[PROBLEM STATEMENT]:
Restate the entries below word for word, omitting nothing.

* Start STORED ROWS *

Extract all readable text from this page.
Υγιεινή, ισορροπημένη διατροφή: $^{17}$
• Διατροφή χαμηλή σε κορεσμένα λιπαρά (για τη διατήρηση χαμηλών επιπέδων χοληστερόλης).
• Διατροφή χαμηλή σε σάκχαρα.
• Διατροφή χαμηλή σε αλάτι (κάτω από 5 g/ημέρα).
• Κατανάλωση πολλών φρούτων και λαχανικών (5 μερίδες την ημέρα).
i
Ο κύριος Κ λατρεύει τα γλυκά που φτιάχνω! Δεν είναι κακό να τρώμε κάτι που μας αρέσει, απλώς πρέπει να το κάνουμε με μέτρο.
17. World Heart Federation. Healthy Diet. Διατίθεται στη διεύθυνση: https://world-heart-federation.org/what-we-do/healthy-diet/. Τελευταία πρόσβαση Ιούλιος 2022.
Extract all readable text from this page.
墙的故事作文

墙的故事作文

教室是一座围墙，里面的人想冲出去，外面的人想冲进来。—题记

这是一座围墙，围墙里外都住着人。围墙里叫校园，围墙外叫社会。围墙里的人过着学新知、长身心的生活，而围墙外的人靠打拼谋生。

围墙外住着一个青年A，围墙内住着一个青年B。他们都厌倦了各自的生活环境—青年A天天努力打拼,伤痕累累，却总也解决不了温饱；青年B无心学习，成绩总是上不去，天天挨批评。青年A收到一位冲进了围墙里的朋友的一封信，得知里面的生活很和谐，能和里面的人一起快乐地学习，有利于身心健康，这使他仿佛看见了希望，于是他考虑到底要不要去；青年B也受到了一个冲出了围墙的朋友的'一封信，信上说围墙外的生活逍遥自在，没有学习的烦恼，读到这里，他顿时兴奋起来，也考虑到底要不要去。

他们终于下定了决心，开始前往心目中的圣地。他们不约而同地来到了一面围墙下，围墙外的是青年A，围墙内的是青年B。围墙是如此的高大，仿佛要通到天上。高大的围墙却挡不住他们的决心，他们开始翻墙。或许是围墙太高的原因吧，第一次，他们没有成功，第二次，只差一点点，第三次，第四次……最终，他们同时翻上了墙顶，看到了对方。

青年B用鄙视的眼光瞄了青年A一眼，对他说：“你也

* End STORED ROWS *

[EXERCISE OUTPUT]:
Extract all readable text from this page.
Υγιεινή, ισορροπημένη διατροφή: $^{17}$
• Διατροφή χαμηλή σε κορεσμένα λιπαρά (για τη διατήρηση χαμηλών επιπέδων χοληστερόλης).
• Διατροφή χαμηλή σε σάκχαρα.
• Διατροφή χαμηλή σε αλάτι (κάτω από 5 g/ημέρα).
• Κατανάλωση πολλών φρούτων και λαχανικών (5 μερίδες την ημέρα).
i
Ο κύριος Κ λατρεύει τα γλυκά που φτιάχνω! Δεν είναι κακό να τρώμε κάτι που μας αρέσει, απλώς πρέπει να το κάνουμε με μέτρο.
17. World Heart Federation. Healthy Diet. Διατίθεται στη διεύθυνση: https://world-heart-federation.org/what-we-do/healthy-diet/. Τελευταία πρόσβαση Ιούλιος 2022.
Extract all readable text from this page.
墙的故事作文

墙的故事作文

教室是一座围墙，里面的人想冲出去，外面的人想冲进来。—题记

这是一座围墙，围墙里外都住着人。围墙里叫校园，围墙外叫社会。围墙里的人过着学新知、长身心的生活，而围墙外的人靠打拼谋生。

围墙外住着一个青年A，围墙内住着一个青年B。他们都厌倦了各自的生活环境—青年A天天努力打拼,伤痕累累，却总也解决不了温饱；青年B无心学习，成绩总是上不去，天天挨批评。青年A收到一位冲进了围墙里的朋友的一封信，得知里面的生活很和谐，能和里面的人一起快乐地学习，有利于身心健康，这使他仿佛看见了希望，于是他考虑到底要不要去；青年B也受到了一个冲出了围墙的朋友的'一封信，信上说围墙外的生活逍遥自在，没有学习的烦恼，读到这里，他顿时兴奋起来，也考虑到底要不要去。

他们终于下定了决心，开始前往心目中的圣地。他们不约而同地来到了一面围墙下，围墙外的是青年A，围墙内的是青年B。围墙是如此的高大，仿佛要通到天上。高大的围墙却挡不住他们的决心，他们开始翻墙。或许是围墙太高的原因吧，第一次，他们没有成功，第二次，只差一点点，第三次，第四次……最终，他们同时翻上了墙顶，看到了对方。

青年B用鄙视的眼光瞄了青年A一眼，对他说：“你也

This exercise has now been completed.